## [JOB]
Wherever the word "联系上文" turns up in a line of the entries, copy that line.

## [EXCERPTED RECORDS]
___

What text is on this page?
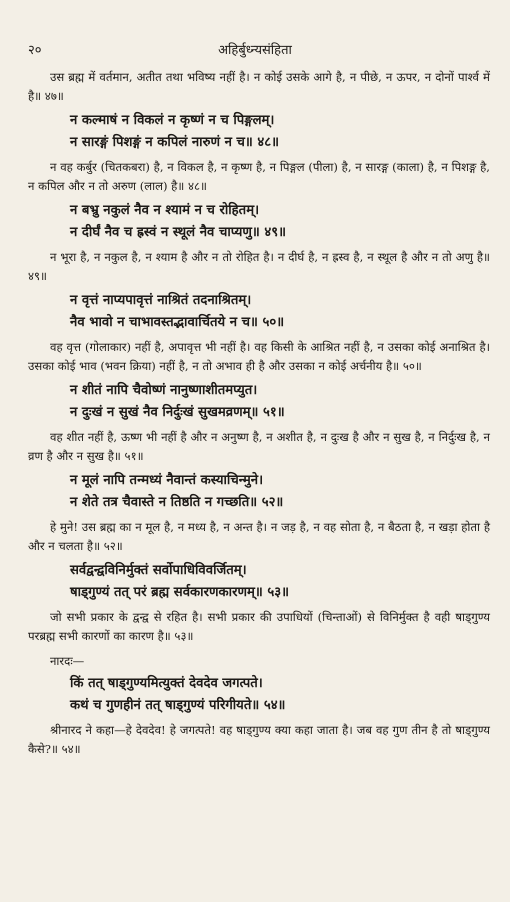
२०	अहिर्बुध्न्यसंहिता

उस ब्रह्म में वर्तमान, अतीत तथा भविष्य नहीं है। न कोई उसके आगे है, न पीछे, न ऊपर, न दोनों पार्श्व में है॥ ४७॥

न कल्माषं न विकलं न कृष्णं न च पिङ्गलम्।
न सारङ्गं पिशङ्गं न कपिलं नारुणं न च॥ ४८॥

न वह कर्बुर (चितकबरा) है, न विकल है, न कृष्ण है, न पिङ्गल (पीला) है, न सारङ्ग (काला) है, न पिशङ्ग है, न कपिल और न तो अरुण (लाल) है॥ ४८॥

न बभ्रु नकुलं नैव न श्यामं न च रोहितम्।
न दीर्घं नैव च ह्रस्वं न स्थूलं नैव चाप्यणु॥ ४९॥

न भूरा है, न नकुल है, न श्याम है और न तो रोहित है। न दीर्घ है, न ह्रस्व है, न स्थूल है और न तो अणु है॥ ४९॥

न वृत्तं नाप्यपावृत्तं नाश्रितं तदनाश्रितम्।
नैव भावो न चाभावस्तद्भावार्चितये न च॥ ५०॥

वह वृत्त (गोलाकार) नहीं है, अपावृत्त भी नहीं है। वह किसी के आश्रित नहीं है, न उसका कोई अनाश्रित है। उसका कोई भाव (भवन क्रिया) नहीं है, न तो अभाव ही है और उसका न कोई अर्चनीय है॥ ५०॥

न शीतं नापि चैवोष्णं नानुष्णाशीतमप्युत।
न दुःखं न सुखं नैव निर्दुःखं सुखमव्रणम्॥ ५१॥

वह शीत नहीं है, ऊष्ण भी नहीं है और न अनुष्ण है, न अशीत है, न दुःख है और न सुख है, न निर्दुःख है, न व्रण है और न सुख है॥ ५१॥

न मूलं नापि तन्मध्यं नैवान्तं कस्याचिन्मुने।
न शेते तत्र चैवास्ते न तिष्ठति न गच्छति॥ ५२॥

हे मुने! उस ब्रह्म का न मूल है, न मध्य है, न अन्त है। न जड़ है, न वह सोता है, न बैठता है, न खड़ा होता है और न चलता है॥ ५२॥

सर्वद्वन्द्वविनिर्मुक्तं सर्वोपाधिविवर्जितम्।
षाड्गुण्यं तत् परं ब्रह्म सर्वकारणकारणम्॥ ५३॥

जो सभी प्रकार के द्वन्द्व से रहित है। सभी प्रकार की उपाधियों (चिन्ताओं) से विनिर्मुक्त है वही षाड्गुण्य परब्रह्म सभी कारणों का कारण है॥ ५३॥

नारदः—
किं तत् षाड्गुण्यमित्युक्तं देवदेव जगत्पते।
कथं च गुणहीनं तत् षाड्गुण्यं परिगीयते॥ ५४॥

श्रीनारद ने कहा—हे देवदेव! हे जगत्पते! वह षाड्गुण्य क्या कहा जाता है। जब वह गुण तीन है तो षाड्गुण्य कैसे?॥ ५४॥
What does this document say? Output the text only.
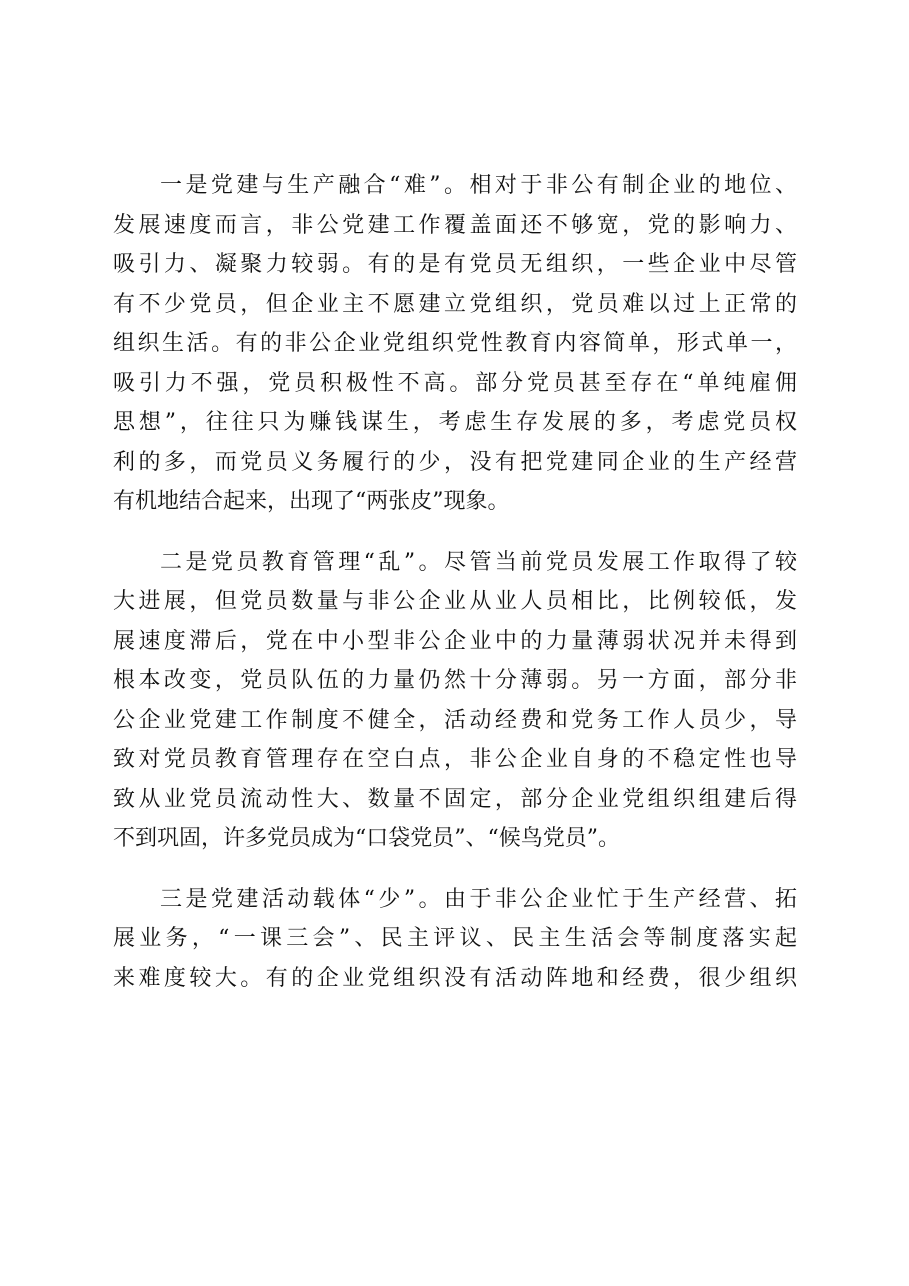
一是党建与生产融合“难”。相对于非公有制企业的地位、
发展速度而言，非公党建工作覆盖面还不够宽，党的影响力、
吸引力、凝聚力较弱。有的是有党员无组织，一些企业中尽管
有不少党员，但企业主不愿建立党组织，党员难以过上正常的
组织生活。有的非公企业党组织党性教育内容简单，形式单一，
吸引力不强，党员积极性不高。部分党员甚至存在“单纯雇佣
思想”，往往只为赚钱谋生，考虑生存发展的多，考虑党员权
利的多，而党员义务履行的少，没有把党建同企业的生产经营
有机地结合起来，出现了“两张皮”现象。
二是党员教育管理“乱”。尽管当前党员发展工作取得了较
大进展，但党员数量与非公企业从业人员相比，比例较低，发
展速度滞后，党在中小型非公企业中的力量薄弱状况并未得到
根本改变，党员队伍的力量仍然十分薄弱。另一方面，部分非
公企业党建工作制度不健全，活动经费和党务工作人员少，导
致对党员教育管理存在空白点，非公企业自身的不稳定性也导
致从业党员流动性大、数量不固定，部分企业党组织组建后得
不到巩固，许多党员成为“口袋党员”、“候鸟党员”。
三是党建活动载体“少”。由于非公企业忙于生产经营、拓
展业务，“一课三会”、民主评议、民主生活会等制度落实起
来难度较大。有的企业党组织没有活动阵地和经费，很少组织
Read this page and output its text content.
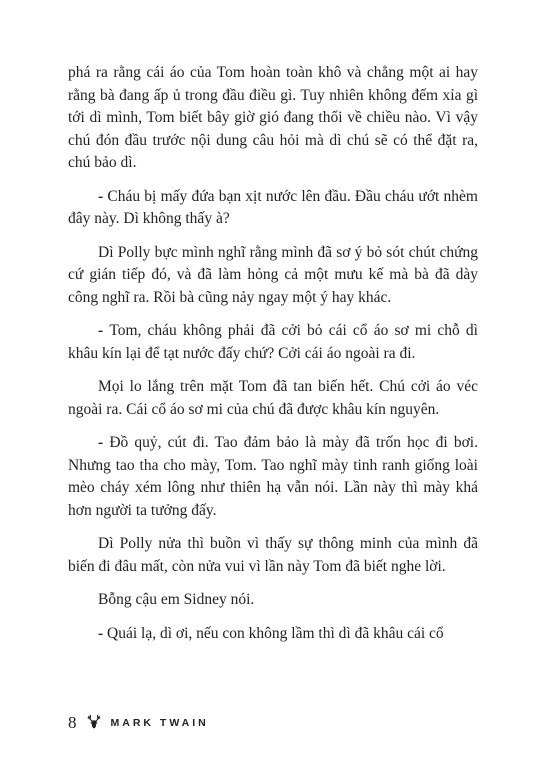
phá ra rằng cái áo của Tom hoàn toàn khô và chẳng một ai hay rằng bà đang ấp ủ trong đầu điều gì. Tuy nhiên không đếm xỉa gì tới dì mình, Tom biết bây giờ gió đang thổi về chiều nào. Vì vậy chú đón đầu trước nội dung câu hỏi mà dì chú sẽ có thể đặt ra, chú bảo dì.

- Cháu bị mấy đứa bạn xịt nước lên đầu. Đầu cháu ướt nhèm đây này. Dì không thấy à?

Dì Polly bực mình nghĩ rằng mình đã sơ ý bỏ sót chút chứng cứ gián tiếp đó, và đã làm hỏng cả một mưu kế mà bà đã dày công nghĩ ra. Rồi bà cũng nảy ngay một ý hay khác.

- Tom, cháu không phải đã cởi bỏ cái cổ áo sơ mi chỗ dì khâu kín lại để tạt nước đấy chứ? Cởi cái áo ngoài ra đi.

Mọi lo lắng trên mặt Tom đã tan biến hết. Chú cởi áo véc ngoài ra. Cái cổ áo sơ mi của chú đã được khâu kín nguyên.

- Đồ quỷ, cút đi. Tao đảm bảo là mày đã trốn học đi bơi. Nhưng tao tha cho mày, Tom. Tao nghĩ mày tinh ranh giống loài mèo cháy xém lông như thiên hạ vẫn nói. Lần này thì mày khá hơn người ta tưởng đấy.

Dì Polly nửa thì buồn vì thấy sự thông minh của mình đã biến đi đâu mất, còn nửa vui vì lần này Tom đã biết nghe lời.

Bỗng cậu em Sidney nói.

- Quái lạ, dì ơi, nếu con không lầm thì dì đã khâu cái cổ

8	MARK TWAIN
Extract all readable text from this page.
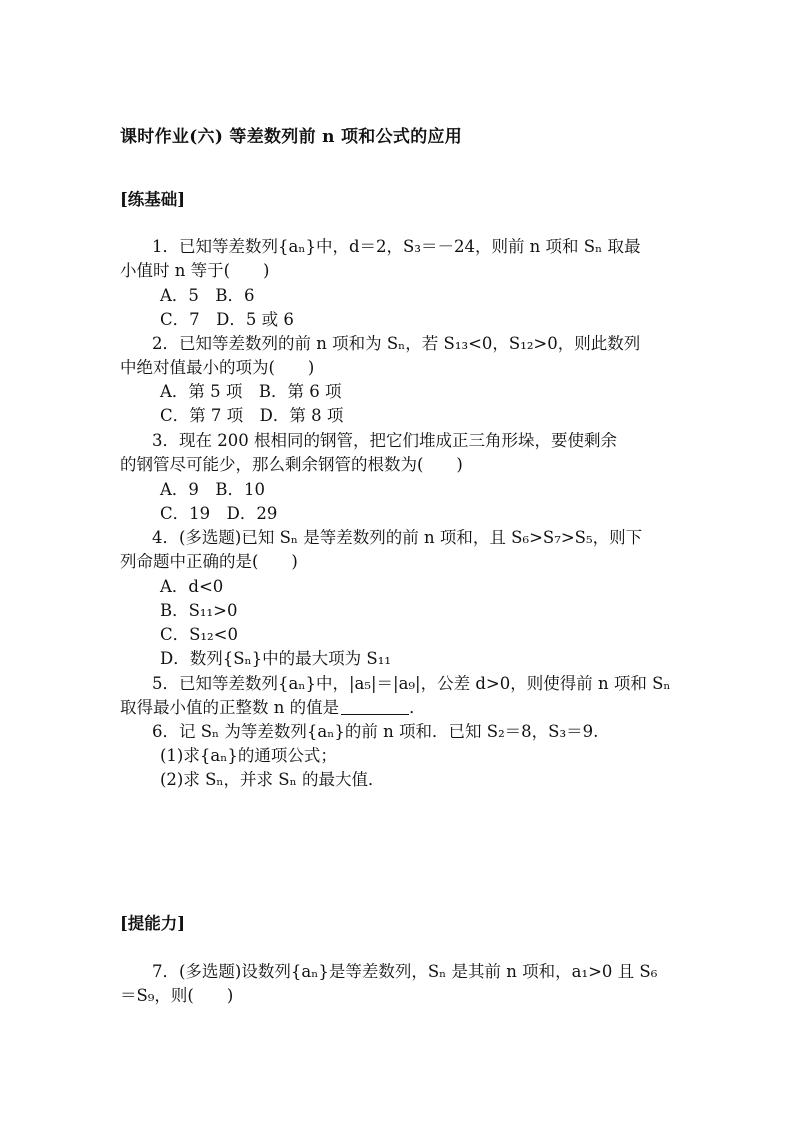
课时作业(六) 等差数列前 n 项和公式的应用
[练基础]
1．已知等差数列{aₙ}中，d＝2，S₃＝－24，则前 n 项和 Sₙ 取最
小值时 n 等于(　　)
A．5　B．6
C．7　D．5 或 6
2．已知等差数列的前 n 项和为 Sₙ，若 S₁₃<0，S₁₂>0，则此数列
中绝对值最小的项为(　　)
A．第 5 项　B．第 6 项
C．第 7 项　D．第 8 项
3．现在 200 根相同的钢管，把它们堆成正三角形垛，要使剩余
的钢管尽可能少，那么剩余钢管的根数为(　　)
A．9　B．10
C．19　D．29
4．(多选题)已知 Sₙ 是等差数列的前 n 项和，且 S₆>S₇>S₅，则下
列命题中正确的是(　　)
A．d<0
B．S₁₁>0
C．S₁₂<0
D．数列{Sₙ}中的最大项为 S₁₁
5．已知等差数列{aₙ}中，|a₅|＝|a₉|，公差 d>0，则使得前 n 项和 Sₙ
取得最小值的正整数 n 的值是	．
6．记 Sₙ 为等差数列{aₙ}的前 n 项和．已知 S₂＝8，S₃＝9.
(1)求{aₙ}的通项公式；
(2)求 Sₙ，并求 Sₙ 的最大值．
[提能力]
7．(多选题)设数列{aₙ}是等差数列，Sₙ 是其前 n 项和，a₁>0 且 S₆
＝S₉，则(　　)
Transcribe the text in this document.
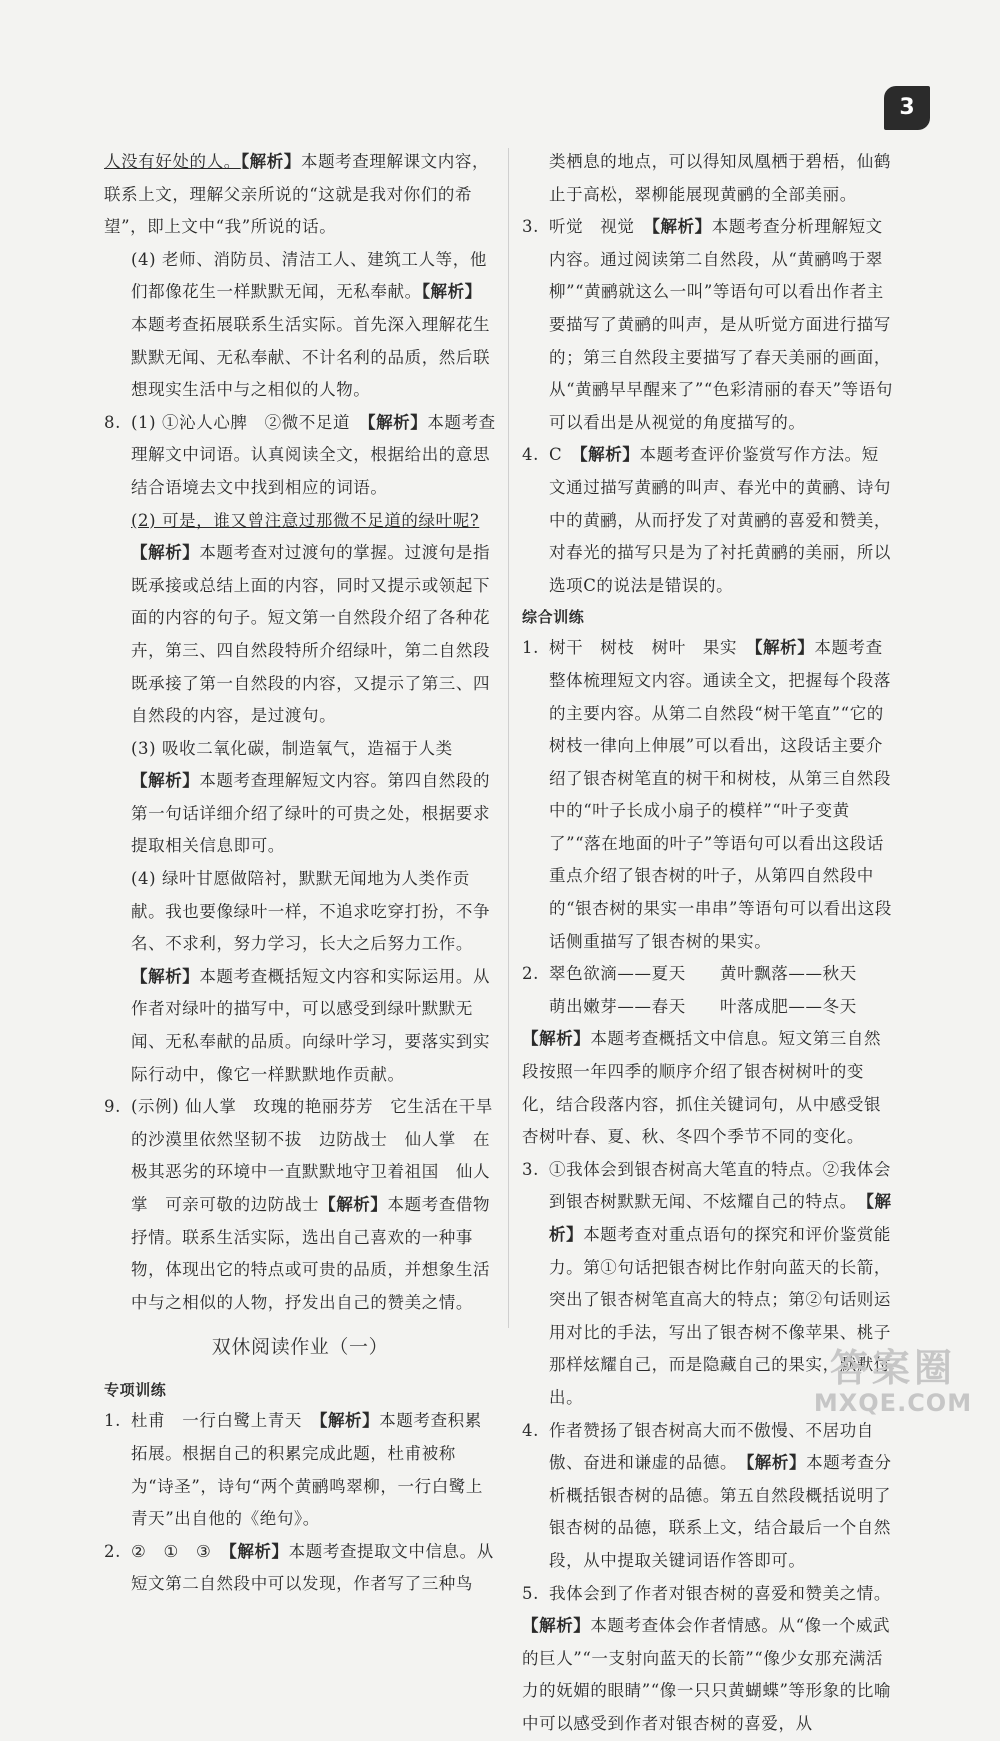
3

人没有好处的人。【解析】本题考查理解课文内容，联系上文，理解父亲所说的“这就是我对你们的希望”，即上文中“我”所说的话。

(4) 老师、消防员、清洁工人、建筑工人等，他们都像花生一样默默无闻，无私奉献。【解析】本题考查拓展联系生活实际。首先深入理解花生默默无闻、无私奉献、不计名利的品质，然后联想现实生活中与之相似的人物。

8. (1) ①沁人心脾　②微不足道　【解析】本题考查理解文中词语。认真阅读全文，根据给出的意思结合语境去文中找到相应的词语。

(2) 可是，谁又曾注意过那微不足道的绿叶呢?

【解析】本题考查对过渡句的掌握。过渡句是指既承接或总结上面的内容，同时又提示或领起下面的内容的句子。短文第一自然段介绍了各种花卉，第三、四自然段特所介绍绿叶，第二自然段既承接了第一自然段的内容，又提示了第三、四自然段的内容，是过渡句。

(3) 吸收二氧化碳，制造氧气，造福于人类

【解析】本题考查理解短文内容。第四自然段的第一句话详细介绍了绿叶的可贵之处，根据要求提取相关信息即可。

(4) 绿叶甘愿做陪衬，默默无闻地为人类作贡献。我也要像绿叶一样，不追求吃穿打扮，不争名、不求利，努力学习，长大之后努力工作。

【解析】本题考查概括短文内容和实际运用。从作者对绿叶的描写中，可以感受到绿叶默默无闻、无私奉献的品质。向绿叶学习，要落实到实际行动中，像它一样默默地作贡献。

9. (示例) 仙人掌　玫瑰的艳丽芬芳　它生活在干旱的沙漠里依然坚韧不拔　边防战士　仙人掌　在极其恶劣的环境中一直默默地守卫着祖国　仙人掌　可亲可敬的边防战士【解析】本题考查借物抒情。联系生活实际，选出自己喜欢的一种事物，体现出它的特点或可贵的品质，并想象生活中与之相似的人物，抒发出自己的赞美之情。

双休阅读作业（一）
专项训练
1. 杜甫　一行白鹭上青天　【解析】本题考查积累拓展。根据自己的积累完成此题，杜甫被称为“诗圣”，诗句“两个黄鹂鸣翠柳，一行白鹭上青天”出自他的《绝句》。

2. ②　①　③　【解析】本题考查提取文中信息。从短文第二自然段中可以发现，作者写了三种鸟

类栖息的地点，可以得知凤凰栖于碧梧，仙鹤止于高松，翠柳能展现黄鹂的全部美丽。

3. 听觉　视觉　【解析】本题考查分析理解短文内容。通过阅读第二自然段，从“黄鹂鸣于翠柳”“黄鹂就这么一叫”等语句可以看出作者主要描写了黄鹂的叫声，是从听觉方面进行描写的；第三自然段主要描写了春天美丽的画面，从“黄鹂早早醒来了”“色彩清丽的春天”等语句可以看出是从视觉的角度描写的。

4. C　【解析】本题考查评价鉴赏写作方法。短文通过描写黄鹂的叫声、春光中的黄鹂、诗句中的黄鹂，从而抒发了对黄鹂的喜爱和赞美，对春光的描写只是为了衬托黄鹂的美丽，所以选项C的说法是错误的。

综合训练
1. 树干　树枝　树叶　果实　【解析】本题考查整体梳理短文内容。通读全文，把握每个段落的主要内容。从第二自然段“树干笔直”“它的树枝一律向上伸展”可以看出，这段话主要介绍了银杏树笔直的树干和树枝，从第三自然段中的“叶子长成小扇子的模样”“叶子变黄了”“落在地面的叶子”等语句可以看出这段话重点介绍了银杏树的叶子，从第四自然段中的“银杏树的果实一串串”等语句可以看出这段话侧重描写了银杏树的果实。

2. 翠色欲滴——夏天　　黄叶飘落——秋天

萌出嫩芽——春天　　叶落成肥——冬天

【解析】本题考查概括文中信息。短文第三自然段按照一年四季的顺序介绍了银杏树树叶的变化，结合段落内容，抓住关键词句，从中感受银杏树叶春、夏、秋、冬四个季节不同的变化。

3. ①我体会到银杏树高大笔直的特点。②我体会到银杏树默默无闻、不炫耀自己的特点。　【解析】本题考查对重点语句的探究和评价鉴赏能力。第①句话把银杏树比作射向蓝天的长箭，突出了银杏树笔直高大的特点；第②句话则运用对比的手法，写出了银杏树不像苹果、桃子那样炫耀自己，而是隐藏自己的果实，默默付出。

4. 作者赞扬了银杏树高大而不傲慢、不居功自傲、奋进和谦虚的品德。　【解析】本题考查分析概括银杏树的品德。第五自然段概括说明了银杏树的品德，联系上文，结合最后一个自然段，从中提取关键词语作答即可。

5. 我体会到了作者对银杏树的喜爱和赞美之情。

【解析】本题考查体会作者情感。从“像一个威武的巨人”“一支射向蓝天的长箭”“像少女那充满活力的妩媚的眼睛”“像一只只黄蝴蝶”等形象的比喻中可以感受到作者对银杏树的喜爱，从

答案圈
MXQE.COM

___

## [THE COMPLETED TASK]
人没有好处的人。【解析】本题考查理解课文内容，联系上文，理解父亲所说的“这就是我对你们的希望”，即上文中“我”所说的话。
4. 作者赞扬了银杏树高大而不傲慢、不居功自傲、奋进和谦虚的品德。　【解析】本题考查分析概括银杏树的品德。第五自然段概括说明了银杏树的品德，联系上文，结合最后一个自然段，从中提取关键词语作答即可。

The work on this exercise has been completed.